_SHORT EXERCISE_
Skip all pictures, then print the remaining material exactly.

_MATERIAL TO PROCESS_
--- START ---

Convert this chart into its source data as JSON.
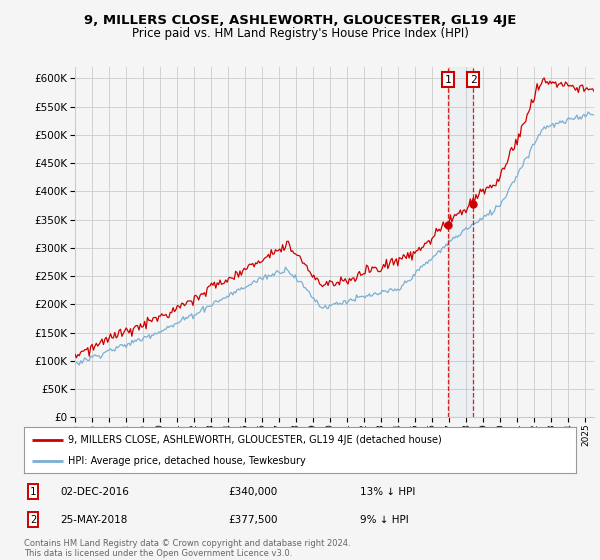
{
  "title": "9, MILLERS CLOSE, ASHLEWORTH, GLOUCESTER, GL19 4JE",
  "subtitle": "Price paid vs. HM Land Registry's House Price Index (HPI)",
  "yticks": [
    0,
    50000,
    100000,
    150000,
    200000,
    250000,
    300000,
    350000,
    400000,
    450000,
    500000,
    550000,
    600000
  ],
  "sale1_date": "02-DEC-2016",
  "sale1_price": 340000,
  "sale2_date": "25-MAY-2018",
  "sale2_price": 377500,
  "line1_color": "#cc0000",
  "line2_color": "#7ab0d4",
  "vline_color": "#cc0000",
  "grid_color": "#cccccc",
  "background_color": "#f5f5f5",
  "legend_label1": "9, MILLERS CLOSE, ASHLEWORTH, GLOUCESTER, GL19 4JE (detached house)",
  "legend_label2": "HPI: Average price, detached house, Tewkesbury",
  "footer": "Contains HM Land Registry data © Crown copyright and database right 2024.\nThis data is licensed under the Open Government Licence v3.0.",
  "sale1_x": 2016.92,
  "sale2_x": 2018.4,
  "xstart": 1995.0,
  "xend": 2025.5,
  "ymin": 0,
  "ymax": 620000
}
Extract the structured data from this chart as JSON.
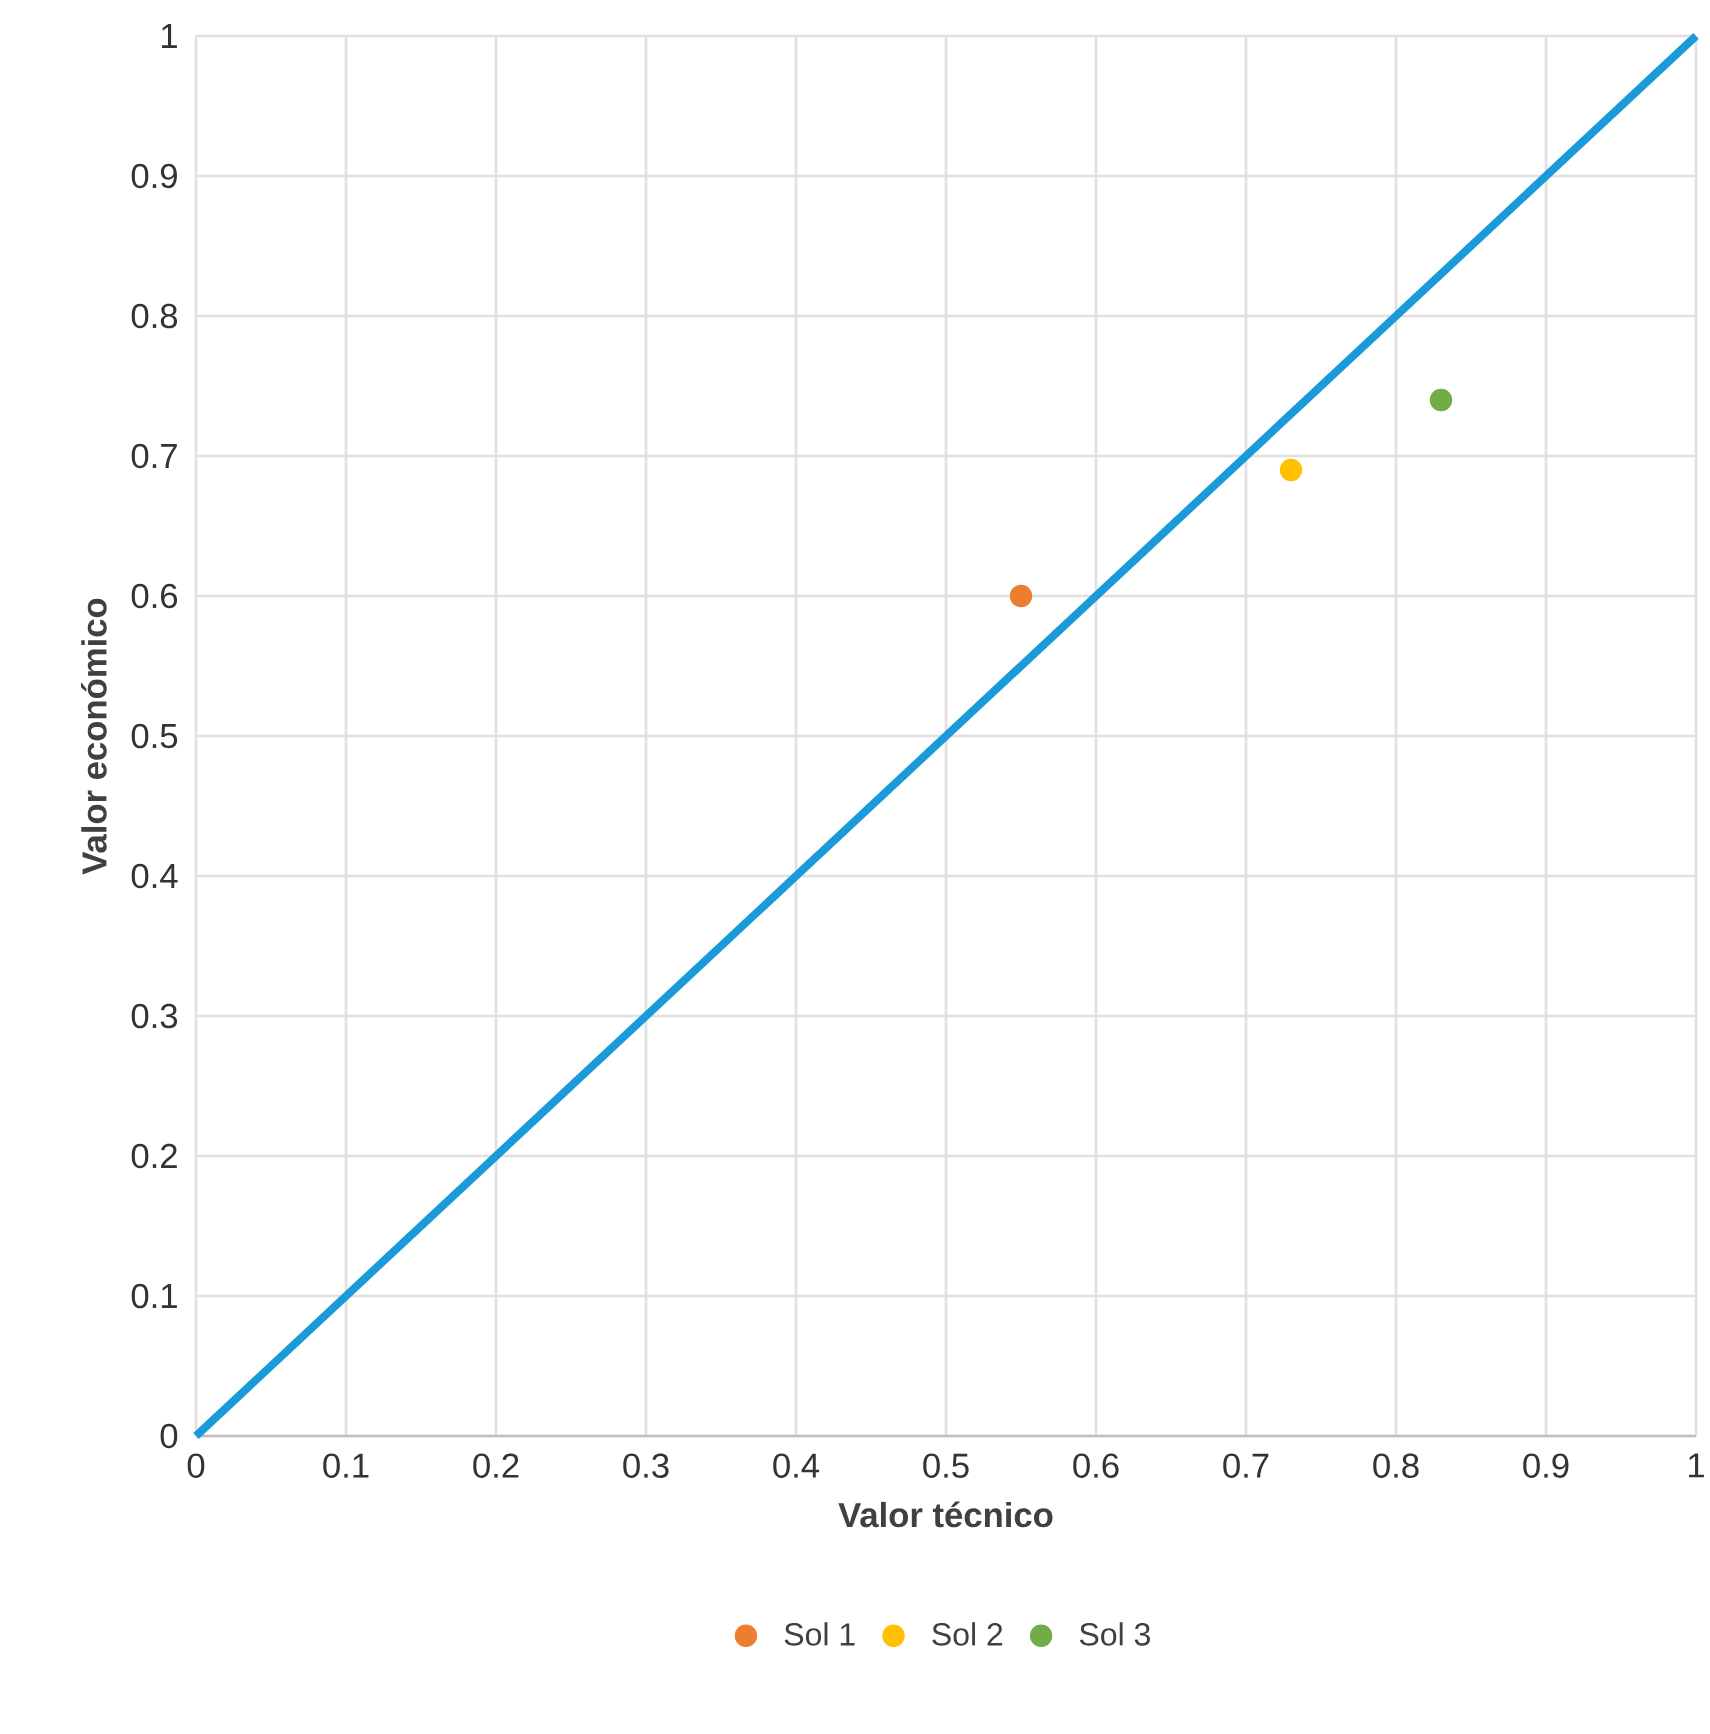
{
  "chart_data": {
    "type": "scatter",
    "xlabel": "Valor técnico",
    "ylabel": "Valor económico",
    "xlim": [
      0,
      1
    ],
    "ylim": [
      0,
      1
    ],
    "xticks": [
      0,
      0.1,
      0.2,
      0.3,
      0.4,
      0.5,
      0.6,
      0.7,
      0.8,
      0.9,
      1
    ],
    "yticks": [
      0,
      0.1,
      0.2,
      0.3,
      0.4,
      0.5,
      0.6,
      0.7,
      0.8,
      0.9,
      1
    ],
    "grid": true,
    "legend": "bottom",
    "series": [
      {
        "type": "line",
        "marker": "none",
        "color": "#1a9ad9",
        "x": [
          0,
          1
        ],
        "values": [
          0,
          1
        ]
      },
      {
        "name": "Sol 1",
        "marker": "circle",
        "color": "#ed7d31",
        "x": [
          0.55
        ],
        "values": [
          0.6
        ]
      },
      {
        "name": "Sol 2",
        "marker": "circle",
        "color": "#ffc000",
        "x": [
          0.73
        ],
        "values": [
          0.69
        ]
      },
      {
        "name": "Sol 3",
        "marker": "circle",
        "color": "#70ad47",
        "x": [
          0.83
        ],
        "values": [
          0.74
        ]
      }
    ]
  }
}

--- END ---

_FULL OUTPUT_
Convert this chart into its source data as JSON.
{
  "title": "9, MILLERS CLOSE, ASHLEWORTH, GLOUCESTER, GL19 4JE",
  "subtitle": "Price paid vs. HM Land Registry's House Price Index (HPI)",
  "yticks": [
    0,
    50000,
    100000,
    150000,
    200000,
    250000,
    300000,
    350000,
    400000,
    450000,
    500000,
    550000,
    600000
  ],
  "sale1_date": "02-DEC-2016",
  "sale1_price": 340000,
  "sale2_date": "25-MAY-2018",
  "sale2_price": 377500,
  "line1_color": "#cc0000",
  "line2_color": "#7ab0d4",
  "vline_color": "#cc0000",
  "grid_color": "#cccccc",
  "background_color": "#f5f5f5",
  "legend_label1": "9, MILLERS CLOSE, ASHLEWORTH, GLOUCESTER, GL19 4JE (detached house)",
  "legend_label2": "HPI: Average price, detached house, Tewkesbury",
  "footer": "Contains HM Land Registry data © Crown copyright and database right 2024.\nThis data is licensed under the Open Government Licence v3.0.",
  "sale1_x": 2016.92,
  "sale2_x": 2018.4,
  "xstart": 1995.0,
  "xend": 2025.5,
  "ymin": 0,
  "ymax": 620000
}
Extract the structured data from this chart as JSON.
{
  "chart_data": {
    "type": "scatter",
    "xlabel": "Valor técnico",
    "ylabel": "Valor económico",
    "xlim": [
      0,
      1
    ],
    "ylim": [
      0,
      1
    ],
    "xticks": [
      0,
      0.1,
      0.2,
      0.3,
      0.4,
      0.5,
      0.6,
      0.7,
      0.8,
      0.9,
      1
    ],
    "yticks": [
      0,
      0.1,
      0.2,
      0.3,
      0.4,
      0.5,
      0.6,
      0.7,
      0.8,
      0.9,
      1
    ],
    "grid": true,
    "legend": "bottom",
    "series": [
      {
        "type": "line",
        "marker": "none",
        "color": "#1a9ad9",
        "x": [
          0,
          1
        ],
        "values": [
          0,
          1
        ]
      },
      {
        "name": "Sol 1",
        "marker": "circle",
        "color": "#ed7d31",
        "x": [
          0.55
        ],
        "values": [
          0.6
        ]
      },
      {
        "name": "Sol 2",
        "marker": "circle",
        "color": "#ffc000",
        "x": [
          0.73
        ],
        "values": [
          0.69
        ]
      },
      {
        "name": "Sol 3",
        "marker": "circle",
        "color": "#70ad47",
        "x": [
          0.83
        ],
        "values": [
          0.74
        ]
      }
    ]
  }
}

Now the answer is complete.